[Dataset entries]
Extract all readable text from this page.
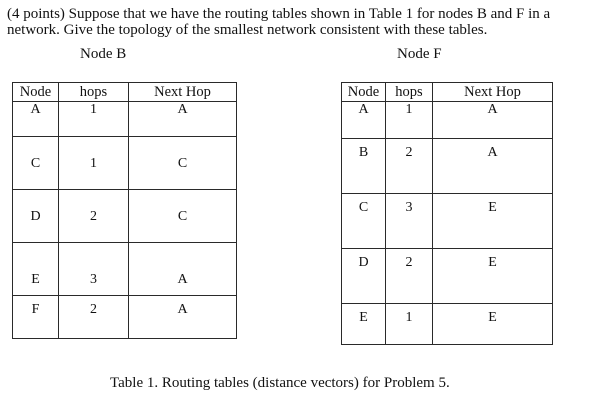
(4 points) Suppose that we have the routing tables shown in Table 1 for nodes B and F in a network. Give the topology of the smallest network consistent with these tables.

Node B	Node F
Node	hops	Next Hop
A	1	A
C	1	C
D	2	C
E	3	A
F	2	A
Node	hops	Next Hop
A	1	A
B	2	A
C	3	E
D	2	E
E	1	E
Table 1. Routing tables (distance vectors) for Problem 5.
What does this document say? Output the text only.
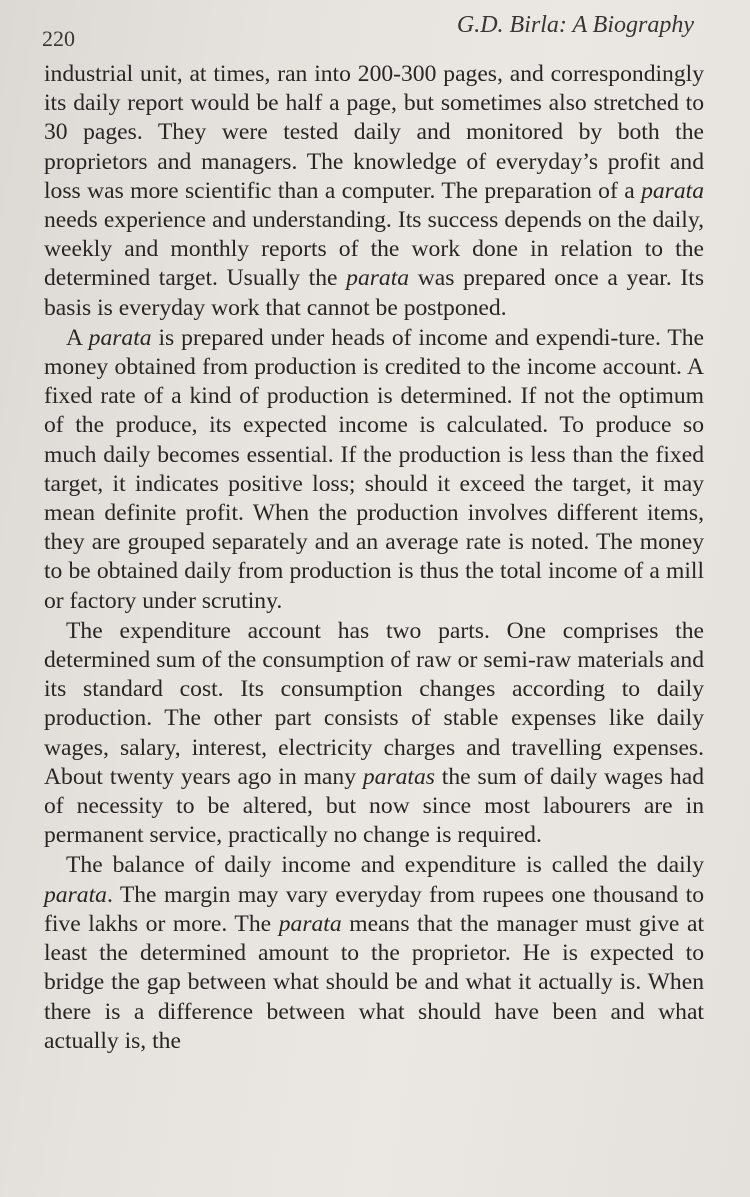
220
G.D. Birla: A Biography

industrial unit, at times, ran into 200-300 pages, and correspondingly its daily report would be half a page, but sometimes also stretched to 30 pages. They were tested daily and monitored by both the proprietors and managers. The knowledge of everyday’s profit and loss was more scientific than a computer. The preparation of a parata needs experience and understanding. Its success depends on the daily, weekly and monthly reports of the work done in relation to the determined target. Usually the parata was prepared once a year. Its basis is everyday work that cannot be postponed.

A parata is prepared under heads of income and expendi-ture. The money obtained from production is credited to the income account. A fixed rate of a kind of production is determined. If not the optimum of the produce, its expected income is calculated. To produce so much daily becomes essential. If the production is less than the fixed target, it indicates positive loss; should it exceed the target, it may mean definite profit. When the production involves different items, they are grouped separately and an average rate is noted. The money to be obtained daily from production is thus the total income of a mill or factory under scrutiny.

The expenditure account has two parts. One comprises the determined sum of the consumption of raw or semi-raw materials and its standard cost. Its consumption changes according to daily production. The other part consists of stable expenses like daily wages, salary, interest, electricity charges and travelling expenses. About twenty years ago in many paratas the sum of daily wages had of necessity to be altered, but now since most labourers are in permanent service, practically no change is required.

The balance of daily income and expenditure is called the daily parata. The margin may vary everyday from rupees one thousand to five lakhs or more. The parata means that the manager must give at least the determined amount to the proprietor. He is expected to bridge the gap between what should be and what it actually is. When there is a difference between what should have been and what actually is, the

- **Challenge**
Make an exact copy of all the material, but keep the pictures out of it.

- **Answer**
Extract all readable text from this page.
(4 points) Suppose that we have the routing tables shown in Table 1 for nodes B and F in a network. Give the topology of the smallest network consistent with these tables.

Node B	Node F
Node	hops	Next Hop
A	1	A
C	1	C
D	2	C
E	3	A
F	2	A
Node	hops	Next Hop
A	1	A
B	2	A
C	3	E
D	2	E
E	1	E
Table 1. Routing tables (distance vectors) for Problem 5.
What does this document say? Output the text only.
220
G.D. Birla: A Biography

industrial unit, at times, ran into 200-300 pages, and correspondingly its daily report would be half a page, but sometimes also stretched to 30 pages. They were tested daily and monitored by both the proprietors and managers. The knowledge of everyday’s profit and loss was more scientific than a computer. The preparation of a parata needs experience and understanding. Its success depends on the daily, weekly and monthly reports of the work done in relation to the determined target. Usually the parata was prepared once a year. Its basis is everyday work that cannot be postponed.

A parata is prepared under heads of income and expendi-ture. The money obtained from production is credited to the income account. A fixed rate of a kind of production is determined. If not the optimum of the produce, its expected income is calculated. To produce so much daily becomes essential. If the production is less than the fixed target, it indicates positive loss; should it exceed the target, it may mean definite profit. When the production involves different items, they are grouped separately and an average rate is noted. The money to be obtained daily from production is thus the total income of a mill or factory under scrutiny.

The expenditure account has two parts. One comprises the determined sum of the consumption of raw or semi-raw materials and its standard cost. Its consumption changes according to daily production. The other part consists of stable expenses like daily wages, salary, interest, electricity charges and travelling expenses. About twenty years ago in many paratas the sum of daily wages had of necessity to be altered, but now since most labourers are in permanent service, practically no change is required.

The balance of daily income and expenditure is called the daily parata. The margin may vary everyday from rupees one thousand to five lakhs or more. The parata means that the manager must give at least the determined amount to the proprietor. He is expected to bridge the gap between what should be and what it actually is. When there is a difference between what should have been and what actually is, the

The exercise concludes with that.